▶ _Exercise task_: Extract the data exactly, missing nothing.

Data records:
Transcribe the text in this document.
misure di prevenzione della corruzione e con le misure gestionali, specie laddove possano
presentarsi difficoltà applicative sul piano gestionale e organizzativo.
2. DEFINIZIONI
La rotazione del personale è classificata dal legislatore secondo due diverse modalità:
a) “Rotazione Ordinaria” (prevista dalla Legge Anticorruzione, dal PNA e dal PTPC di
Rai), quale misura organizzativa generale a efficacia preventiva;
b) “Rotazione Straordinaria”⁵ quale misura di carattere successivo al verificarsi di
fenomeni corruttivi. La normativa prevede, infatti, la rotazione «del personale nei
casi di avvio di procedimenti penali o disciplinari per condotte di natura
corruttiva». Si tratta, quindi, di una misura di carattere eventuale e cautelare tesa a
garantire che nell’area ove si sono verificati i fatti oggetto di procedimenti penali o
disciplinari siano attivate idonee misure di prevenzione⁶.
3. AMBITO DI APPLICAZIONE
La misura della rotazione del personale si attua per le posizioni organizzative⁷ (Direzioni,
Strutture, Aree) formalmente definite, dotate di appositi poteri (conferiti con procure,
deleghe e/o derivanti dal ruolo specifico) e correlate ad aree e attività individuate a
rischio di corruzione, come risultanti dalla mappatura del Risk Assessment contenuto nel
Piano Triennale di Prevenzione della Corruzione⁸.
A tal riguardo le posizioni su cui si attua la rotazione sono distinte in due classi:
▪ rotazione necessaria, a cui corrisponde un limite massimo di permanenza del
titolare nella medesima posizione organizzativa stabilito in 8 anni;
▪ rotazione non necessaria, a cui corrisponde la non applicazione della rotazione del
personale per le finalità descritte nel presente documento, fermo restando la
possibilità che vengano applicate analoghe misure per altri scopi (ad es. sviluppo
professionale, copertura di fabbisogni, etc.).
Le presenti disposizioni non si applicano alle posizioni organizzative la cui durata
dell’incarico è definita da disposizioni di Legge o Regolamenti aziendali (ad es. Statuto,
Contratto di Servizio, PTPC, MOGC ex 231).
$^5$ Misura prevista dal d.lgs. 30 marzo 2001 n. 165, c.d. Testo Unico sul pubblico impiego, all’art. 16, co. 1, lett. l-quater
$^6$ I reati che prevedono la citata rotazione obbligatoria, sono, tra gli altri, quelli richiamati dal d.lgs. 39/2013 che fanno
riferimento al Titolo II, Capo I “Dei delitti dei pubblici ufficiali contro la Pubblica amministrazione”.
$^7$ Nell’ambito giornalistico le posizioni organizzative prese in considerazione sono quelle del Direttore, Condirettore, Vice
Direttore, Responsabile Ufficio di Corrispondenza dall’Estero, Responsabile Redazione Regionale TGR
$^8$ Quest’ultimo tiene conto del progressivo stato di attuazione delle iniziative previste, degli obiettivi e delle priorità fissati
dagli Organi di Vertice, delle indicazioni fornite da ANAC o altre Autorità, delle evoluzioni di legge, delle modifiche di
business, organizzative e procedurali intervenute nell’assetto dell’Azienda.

▶ _Written response_:
Transcribe the text in this document.
misure di prevenzione della corruzione e con le misure gestionali, specie laddove possano
presentarsi difficoltà applicative sul piano gestionale e organizzativo.
2. DEFINIZIONI
La rotazione del personale è classificata dal legislatore secondo due diverse modalità:
a) “Rotazione Ordinaria” (prevista dalla Legge Anticorruzione, dal PNA e dal PTPC di
Rai), quale misura organizzativa generale a efficacia preventiva;
b) “Rotazione Straordinaria”⁵ quale misura di carattere successivo al verificarsi di
fenomeni corruttivi. La normativa prevede, infatti, la rotazione «del personale nei
casi di avvio di procedimenti penali o disciplinari per condotte di natura
corruttiva». Si tratta, quindi, di una misura di carattere eventuale e cautelare tesa a
garantire che nell’area ove si sono verificati i fatti oggetto di procedimenti penali o
disciplinari siano attivate idonee misure di prevenzione⁶.
3. AMBITO DI APPLICAZIONE
La misura della rotazione del personale si attua per le posizioni organizzative⁷ (Direzioni,
Strutture, Aree) formalmente definite, dotate di appositi poteri (conferiti con procure,
deleghe e/o derivanti dal ruolo specifico) e correlate ad aree e attività individuate a
rischio di corruzione, come risultanti dalla mappatura del Risk Assessment contenuto nel
Piano Triennale di Prevenzione della Corruzione⁸.
A tal riguardo le posizioni su cui si attua la rotazione sono distinte in due classi:
▪ rotazione necessaria, a cui corrisponde un limite massimo di permanenza del
titolare nella medesima posizione organizzativa stabilito in 8 anni;
▪ rotazione non necessaria, a cui corrisponde la non applicazione della rotazione del
personale per le finalità descritte nel presente documento, fermo restando la
possibilità che vengano applicate analoghe misure per altri scopi (ad es. sviluppo
professionale, copertura di fabbisogni, etc.).
Le presenti disposizioni non si applicano alle posizioni organizzative la cui durata
dell’incarico è definita da disposizioni di Legge o Regolamenti aziendali (ad es. Statuto,
Contratto di Servizio, PTPC, MOGC ex 231).
$^5$ Misura prevista dal d.lgs. 30 marzo 2001 n. 165, c.d. Testo Unico sul pubblico impiego, all’art. 16, co. 1, lett. l-quater
$^6$ I reati che prevedono la citata rotazione obbligatoria, sono, tra gli altri, quelli richiamati dal d.lgs. 39/2013 che fanno
riferimento al Titolo II, Capo I “Dei delitti dei pubblici ufficiali contro la Pubblica amministrazione”.
$^7$ Nell’ambito giornalistico le posizioni organizzative prese in considerazione sono quelle del Direttore, Condirettore, Vice
Direttore, Responsabile Ufficio di Corrispondenza dall’Estero, Responsabile Redazione Regionale TGR
$^8$ Quest’ultimo tiene conto del progressivo stato di attuazione delle iniziative previste, degli obiettivi e delle priorità fissati
dagli Organi di Vertice, delle indicazioni fornite da ANAC o altre Autorità, delle evoluzioni di legge, delle modifiche di
business, organizzative e procedurali intervenute nell’assetto dell’Azienda.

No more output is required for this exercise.